Written task >> Pick out every line of the entries below where "administered" occurs, and copy those lines.

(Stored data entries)
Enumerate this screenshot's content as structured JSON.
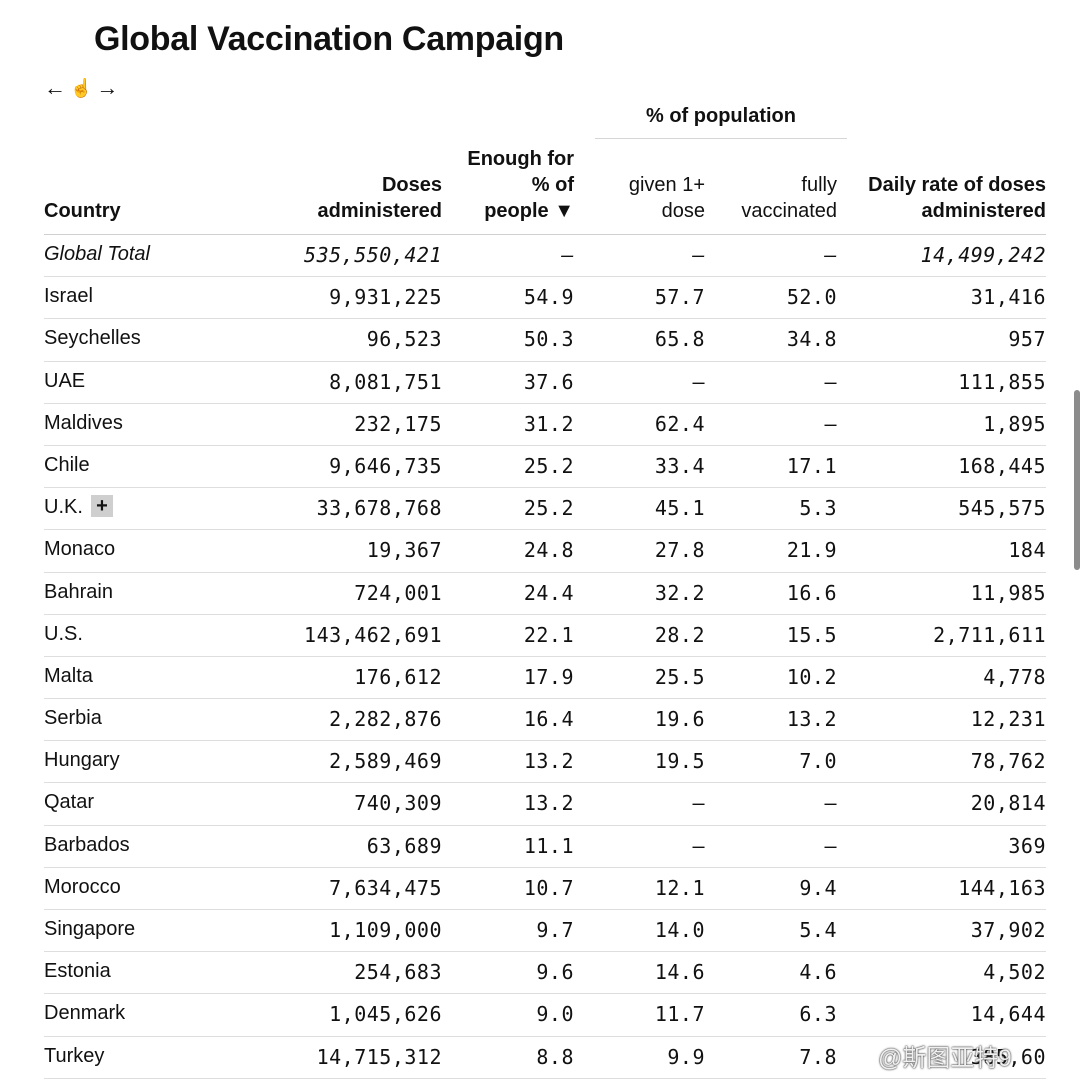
{
  "title": "Global Vaccination Campaign",
  "scroll_hint": {
    "left_arrow": "←",
    "hand": "☝",
    "right_arrow": "→"
  },
  "header": {
    "group_label": "% of population",
    "country": "Country",
    "doses_line1": "Doses",
    "doses_line2": "administered",
    "enough_line1": "Enough for",
    "enough_line2": "% of",
    "enough_line3": "people ▼",
    "given_line1": "given 1+",
    "given_line2": "dose",
    "fully_line1": "fully",
    "fully_line2": "vaccinated",
    "daily_line1": "Daily rate of doses",
    "daily_line2": "administered"
  },
  "rows": [
    {
      "country": "Global Total",
      "doses": "535,550,421",
      "enough": "–",
      "given": "–",
      "fully": "–",
      "daily": "14,499,242"
    },
    {
      "country": "Israel",
      "doses": "9,931,225",
      "enough": "54.9",
      "given": "57.7",
      "fully": "52.0",
      "daily": "31,416"
    },
    {
      "country": "Seychelles",
      "doses": "96,523",
      "enough": "50.3",
      "given": "65.8",
      "fully": "34.8",
      "daily": "957"
    },
    {
      "country": "UAE",
      "doses": "8,081,751",
      "enough": "37.6",
      "given": "–",
      "fully": "–",
      "daily": "111,855"
    },
    {
      "country": "Maldives",
      "doses": "232,175",
      "enough": "31.2",
      "given": "62.4",
      "fully": "–",
      "daily": "1,895"
    },
    {
      "country": "Chile",
      "doses": "9,646,735",
      "enough": "25.2",
      "given": "33.4",
      "fully": "17.1",
      "daily": "168,445"
    },
    {
      "country": "U.K.",
      "doses": "33,678,768",
      "enough": "25.2",
      "given": "45.1",
      "fully": "5.3",
      "daily": "545,575",
      "expand": "+"
    },
    {
      "country": "Monaco",
      "doses": "19,367",
      "enough": "24.8",
      "given": "27.8",
      "fully": "21.9",
      "daily": "184"
    },
    {
      "country": "Bahrain",
      "doses": "724,001",
      "enough": "24.4",
      "given": "32.2",
      "fully": "16.6",
      "daily": "11,985"
    },
    {
      "country": "U.S.",
      "doses": "143,462,691",
      "enough": "22.1",
      "given": "28.2",
      "fully": "15.5",
      "daily": "2,711,611"
    },
    {
      "country": "Malta",
      "doses": "176,612",
      "enough": "17.9",
      "given": "25.5",
      "fully": "10.2",
      "daily": "4,778"
    },
    {
      "country": "Serbia",
      "doses": "2,282,876",
      "enough": "16.4",
      "given": "19.6",
      "fully": "13.2",
      "daily": "12,231"
    },
    {
      "country": "Hungary",
      "doses": "2,589,469",
      "enough": "13.2",
      "given": "19.5",
      "fully": "7.0",
      "daily": "78,762"
    },
    {
      "country": "Qatar",
      "doses": "740,309",
      "enough": "13.2",
      "given": "–",
      "fully": "–",
      "daily": "20,814"
    },
    {
      "country": "Barbados",
      "doses": "63,689",
      "enough": "11.1",
      "given": "–",
      "fully": "–",
      "daily": "369"
    },
    {
      "country": "Morocco",
      "doses": "7,634,475",
      "enough": "10.7",
      "given": "12.1",
      "fully": "9.4",
      "daily": "144,163"
    },
    {
      "country": "Singapore",
      "doses": "1,109,000",
      "enough": "9.7",
      "given": "14.0",
      "fully": "5.4",
      "daily": "37,902"
    },
    {
      "country": "Estonia",
      "doses": "254,683",
      "enough": "9.6",
      "given": "14.6",
      "fully": "4.6",
      "daily": "4,502"
    },
    {
      "country": "Denmark",
      "doses": "1,045,626",
      "enough": "9.0",
      "given": "11.7",
      "fully": "6.3",
      "daily": "14,644"
    },
    {
      "country": "Turkey",
      "doses": "14,715,312",
      "enough": "8.8",
      "given": "9.9",
      "fully": "7.8",
      "daily": "385,60"
    }
  ],
  "watermark": "@斯图亚特9"
}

Result of the task >>
    "doses_line2": "administered",
    "daily_line2": "administered"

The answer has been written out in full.